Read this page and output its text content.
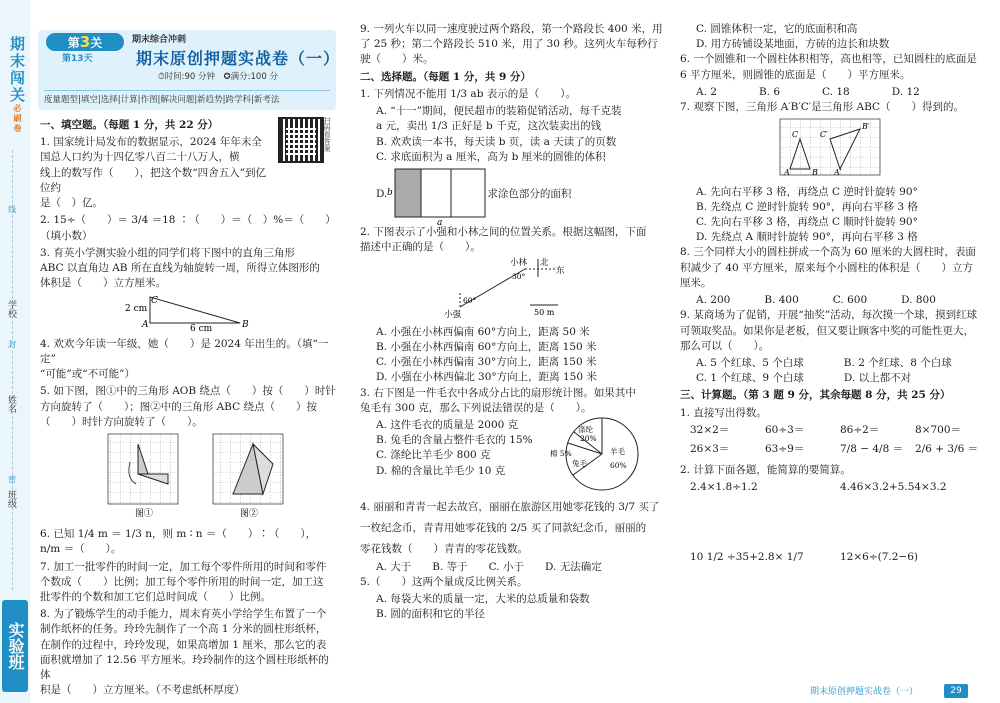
期末闯关必刷卷
线
学校
封
姓名
密
班级
实验班
第3关	期末综合冲刺
第13天	期末原创押题实战卷（一）
⏱时间:90 分钟　 ✪满分:100 分
度量题型|填空|选择|计算|作图|解决问题|新趋势|跨学科|新考法
扫码看答案
一、填空题。（每题 1 分，共 22 分）
1. 国家统计局发布的数据显示，2024 年年末全
国总人口约为十四亿零八百二十八万人，横
线上的数写作（　　），把这个数“四舍五入”到亿位约
是（　）亿。
2. 15÷（　　）＝ 3/4 ＝18 ∶（　　）＝（　）%＝（　　）（填小数）
3. 育英小学测实验小组的同学们将下图中的直角三角形
ABC 以直角边 AB 所在直线为轴旋转一周，所得立体图形的
体积是（　　）立方厘米。
2 cm
6 cm
C
A	B
4. 欢欢今年读一年级，她（　　）是 2024 年出生的。（填“一定”
“可能”或“不可能”）
5. 如下图，图①中的三角形 AOB 绕点（　　）按（　　）时针
方向旋转了（　　）；图②中的三角形 ABC 绕点（　　）按
（　　）时针方向旋转了（　　）。
图①	图②
6. 已知 1/4 m ＝ 1/3 n，则 m ∶ n ＝（　　）∶（　　），n/m ＝（　　）。
7. 加工一批零件的时间一定，加工每个零件所用的时间和零件
个数成（　　）比例；加工每个零件所用的时间一定，加工这
批零件的个数和加工它们总时间成（　　）比例。
8. 为了锻炼学生的动手能力，周末育英小学给学生布置了一个
制作纸杯的任务。玲玲先制作了一个高 1 分米的圆柱形纸杯，
在制作的过程中，玲玲发现，如果高增加 1 厘米，那么它的表
面积就增加了 12.56 平方厘米。玲玲制作的这个圆柱形纸杯的体
积是（　　）立方厘米。（不考虑纸杯厚度）
9. 一列火车以同一速度驶过两个路段，第一个路段长 400 米，用
了 25 秒；第二个路段长 510 米，用了 30 秒。这列火车每秒行
驶（　　）米。
二、选择题。（每题 1 分，共 9 分）
1. 下列情况不能用 1/3 ab 表示的是（　　）。
A. “十一”期间，便民超市的装箱促销活动，每千克装
a 元，卖出 1/3 正好是 b 千克，这次装卖出的钱
B. 欢欢读一本书，每天读 b 页，读 a 天读了的页数
C. 求底面积为 a 厘米，高为 b 厘米的圆锥的体积
D. b
a
求涂色部分的面积
2. 下图表示了小强和小林之间的位置关系。根据这幅图，下面
描述中正确的是（　　）。
小林 北
东
30°
60°
小强	50 m
A. 小强在小林西偏南 60°方向上，距离 50 米
B. 小强在小林西偏南 60°方向上，距离 150 米
C. 小强在小林西偏南 30°方向上，距离 150 米
D. 小强在小林西偏北 30°方向上，距离 150 米
3. 右下图是一件毛衣中各成分占比的扇形统计图。如果其中
兔毛有 300 克，那么下列说法错误的是（　　）。
A. 这件毛衣的质量是 2000 克
B. 兔毛的含量占整件毛衣的 15%
C. 涤纶比羊毛少 800 克
D. 棉的含量比羊毛少 10 克
涤纶
20%
棉 5%
兔毛
羊毛
60%
4. 丽丽和青青一起去故宫，丽丽在旅游区用她零花钱的 3/7 买了
一枚纪念币，青青用她零花钱的 2/5 买了同款纪念币，丽丽的
零花钱数（　　）青青的零花钱数。
A. 大于　　B. 等于　　C. 小于　　D. 无法确定
5.（　　）这两个量成反比例关系。
A. 每袋大米的质量一定，大米的总质量和袋数
B. 圆的面积和它的半径
C. 圆锥体积一定，它的底面积和高
D. 用方砖铺设某地面，方砖的边长和块数
6. 一个圆锥和一个圆柱体积相等，高也相等，已知圆柱的底面是
6 平方厘米，则圆锥的底面是（　　）平方厘米。
A. 2	B. 6	C. 18	D. 12
7. 观察下图，三角形 A′B′C′是三角形 ABC（　　）得到的。
A	B
C
A′
B′
C′
A. 先向右平移 3 格，再绕点 C 逆时针旋转 90°
B. 先绕点 C 逆时针旋转 90°，再向右平移 3 格
C. 先向右平移 3 格，再绕点 C 顺时针旋转 90°
D. 先绕点 A 顺时针旋转 90°，再向右平移 3 格
8. 三个同样大小的圆柱拼成一个高为 60 厘米的大圆柱时，表面
积减少了 40 平方厘米，原来每个小圆柱的体积是（　　）立方
厘米。
A. 200	B. 400	C. 600	D. 800
9. 某商场为了促销，开展“抽奖”活动，每次摸一个球，摸到红球
可领取奖品。如果你是老板，但又要让顾客中奖的可能性更大，
那么可以（　　）。
A. 5 个红球、5 个白球	B. 2 个红球、8 个白球
C. 1 个红球、9 个白球	D. 以上都不对
三、计算题。（第 3 题 9 分，其余每题 8 分，共 25 分）
1. 直接写出得数。
32×2＝	60÷3＝	86÷2＝	8×700＝
26×3＝	63÷9＝	7/8 − 4/8 ＝	2/6 + 3/6 ＝
2. 计算下面各题，能简算的要简算。
2.4×1.8÷1.2	4.46×3.2+5.54×3.2
10 1/2 ÷35+2.8× 1/7	12×6÷(7.2−6)
期末原创押题实战卷（一）	29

= = = = =

Exercise instructions ->
Only lines with the word "小强在小林西偏南" are wanted, so copy each one from the records.

Exercise solution ->
A. 小强在小林西偏南 60°方向上，距离 50 米
B. 小强在小林西偏南 60°方向上，距离 150 米
C. 小强在小林西偏南 30°方向上，距离 150 米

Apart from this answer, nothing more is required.